Required task: Where a line contains the word "screenshot", copy that line in full.

— START Input records —

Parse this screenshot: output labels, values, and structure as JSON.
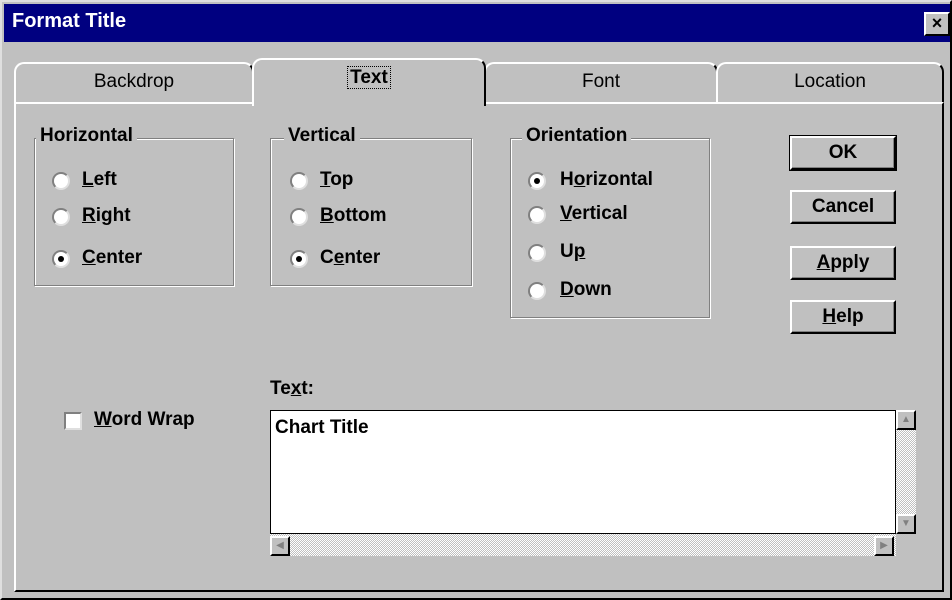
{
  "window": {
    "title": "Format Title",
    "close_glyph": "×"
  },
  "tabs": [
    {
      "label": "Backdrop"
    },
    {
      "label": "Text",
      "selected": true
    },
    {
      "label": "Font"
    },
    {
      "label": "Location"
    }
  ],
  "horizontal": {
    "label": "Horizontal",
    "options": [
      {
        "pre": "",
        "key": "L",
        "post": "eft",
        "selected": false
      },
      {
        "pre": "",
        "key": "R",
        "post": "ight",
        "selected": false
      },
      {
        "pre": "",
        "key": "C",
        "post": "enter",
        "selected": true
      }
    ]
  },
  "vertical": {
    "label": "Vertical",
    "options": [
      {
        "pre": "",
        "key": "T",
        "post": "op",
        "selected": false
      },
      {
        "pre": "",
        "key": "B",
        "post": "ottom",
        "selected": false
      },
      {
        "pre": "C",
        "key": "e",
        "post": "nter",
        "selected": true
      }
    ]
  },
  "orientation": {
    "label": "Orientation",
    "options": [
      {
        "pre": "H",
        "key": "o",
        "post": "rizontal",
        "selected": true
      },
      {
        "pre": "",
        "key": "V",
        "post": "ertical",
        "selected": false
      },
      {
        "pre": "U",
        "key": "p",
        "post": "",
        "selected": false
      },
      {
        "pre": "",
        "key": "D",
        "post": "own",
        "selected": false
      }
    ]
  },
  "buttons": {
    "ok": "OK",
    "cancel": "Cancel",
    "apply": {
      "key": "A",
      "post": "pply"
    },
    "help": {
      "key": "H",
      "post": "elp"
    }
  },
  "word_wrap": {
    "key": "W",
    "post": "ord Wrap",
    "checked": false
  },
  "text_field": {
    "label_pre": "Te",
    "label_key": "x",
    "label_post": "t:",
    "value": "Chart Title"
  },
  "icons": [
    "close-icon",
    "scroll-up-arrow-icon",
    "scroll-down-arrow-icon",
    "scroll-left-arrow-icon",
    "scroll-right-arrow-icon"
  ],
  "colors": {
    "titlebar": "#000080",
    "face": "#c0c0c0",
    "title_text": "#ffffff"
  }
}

— END Input records —
— START Input records —

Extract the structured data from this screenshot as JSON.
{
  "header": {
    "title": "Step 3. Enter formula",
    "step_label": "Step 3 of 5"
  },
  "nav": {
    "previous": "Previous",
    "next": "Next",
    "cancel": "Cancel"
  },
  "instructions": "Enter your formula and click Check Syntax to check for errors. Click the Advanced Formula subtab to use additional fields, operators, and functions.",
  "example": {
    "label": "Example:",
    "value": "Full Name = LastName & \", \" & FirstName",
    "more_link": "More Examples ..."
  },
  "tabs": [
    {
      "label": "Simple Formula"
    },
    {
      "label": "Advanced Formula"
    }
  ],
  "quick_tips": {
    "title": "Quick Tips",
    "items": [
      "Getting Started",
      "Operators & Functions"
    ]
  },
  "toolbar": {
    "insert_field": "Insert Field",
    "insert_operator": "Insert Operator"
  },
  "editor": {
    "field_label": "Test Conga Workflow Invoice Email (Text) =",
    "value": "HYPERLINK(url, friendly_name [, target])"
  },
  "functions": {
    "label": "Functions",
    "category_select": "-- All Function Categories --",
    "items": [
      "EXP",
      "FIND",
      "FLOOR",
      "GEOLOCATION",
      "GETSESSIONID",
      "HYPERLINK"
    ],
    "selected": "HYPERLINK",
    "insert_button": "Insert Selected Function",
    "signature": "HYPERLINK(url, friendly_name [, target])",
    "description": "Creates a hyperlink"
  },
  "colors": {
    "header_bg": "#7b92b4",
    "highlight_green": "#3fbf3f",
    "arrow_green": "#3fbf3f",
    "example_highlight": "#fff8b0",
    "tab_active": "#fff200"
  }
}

— END Input records —

Result below:
Parse this screenshot: output labels, values, and structure as JSON.
Extract the structured data from this screenshot as JSON.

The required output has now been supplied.